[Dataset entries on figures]
## start

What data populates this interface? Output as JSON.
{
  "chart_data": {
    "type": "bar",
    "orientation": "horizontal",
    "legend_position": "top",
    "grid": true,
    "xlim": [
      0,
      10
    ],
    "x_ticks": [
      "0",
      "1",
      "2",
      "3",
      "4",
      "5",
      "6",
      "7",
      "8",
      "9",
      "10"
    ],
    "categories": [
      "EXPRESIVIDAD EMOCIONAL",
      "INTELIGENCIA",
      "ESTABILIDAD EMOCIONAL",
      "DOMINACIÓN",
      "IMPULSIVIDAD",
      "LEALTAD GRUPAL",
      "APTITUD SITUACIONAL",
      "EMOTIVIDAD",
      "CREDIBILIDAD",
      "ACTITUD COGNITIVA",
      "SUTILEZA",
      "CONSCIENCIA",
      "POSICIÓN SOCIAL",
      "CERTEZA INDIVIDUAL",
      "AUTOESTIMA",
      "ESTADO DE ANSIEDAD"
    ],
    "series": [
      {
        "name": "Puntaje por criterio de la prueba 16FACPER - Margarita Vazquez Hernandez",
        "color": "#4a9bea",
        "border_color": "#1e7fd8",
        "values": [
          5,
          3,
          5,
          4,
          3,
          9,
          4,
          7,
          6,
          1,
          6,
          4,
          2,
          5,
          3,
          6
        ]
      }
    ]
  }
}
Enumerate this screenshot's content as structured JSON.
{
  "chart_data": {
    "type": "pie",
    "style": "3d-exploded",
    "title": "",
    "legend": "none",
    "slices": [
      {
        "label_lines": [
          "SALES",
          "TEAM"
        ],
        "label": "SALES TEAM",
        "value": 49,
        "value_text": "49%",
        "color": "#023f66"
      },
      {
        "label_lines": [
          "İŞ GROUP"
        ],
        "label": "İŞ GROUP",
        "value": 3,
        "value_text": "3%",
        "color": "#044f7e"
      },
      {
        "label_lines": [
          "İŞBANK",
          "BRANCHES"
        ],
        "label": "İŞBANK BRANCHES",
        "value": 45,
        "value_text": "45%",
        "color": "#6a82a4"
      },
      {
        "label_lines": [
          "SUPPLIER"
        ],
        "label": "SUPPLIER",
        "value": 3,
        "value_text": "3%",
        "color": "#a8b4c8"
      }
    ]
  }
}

## end

**Request**
Point out every line holding the string "JSON" and copy it.

**Task answer**
What data populates this interface? Output as JSON.
Enumerate this screenshot's content as structured JSON.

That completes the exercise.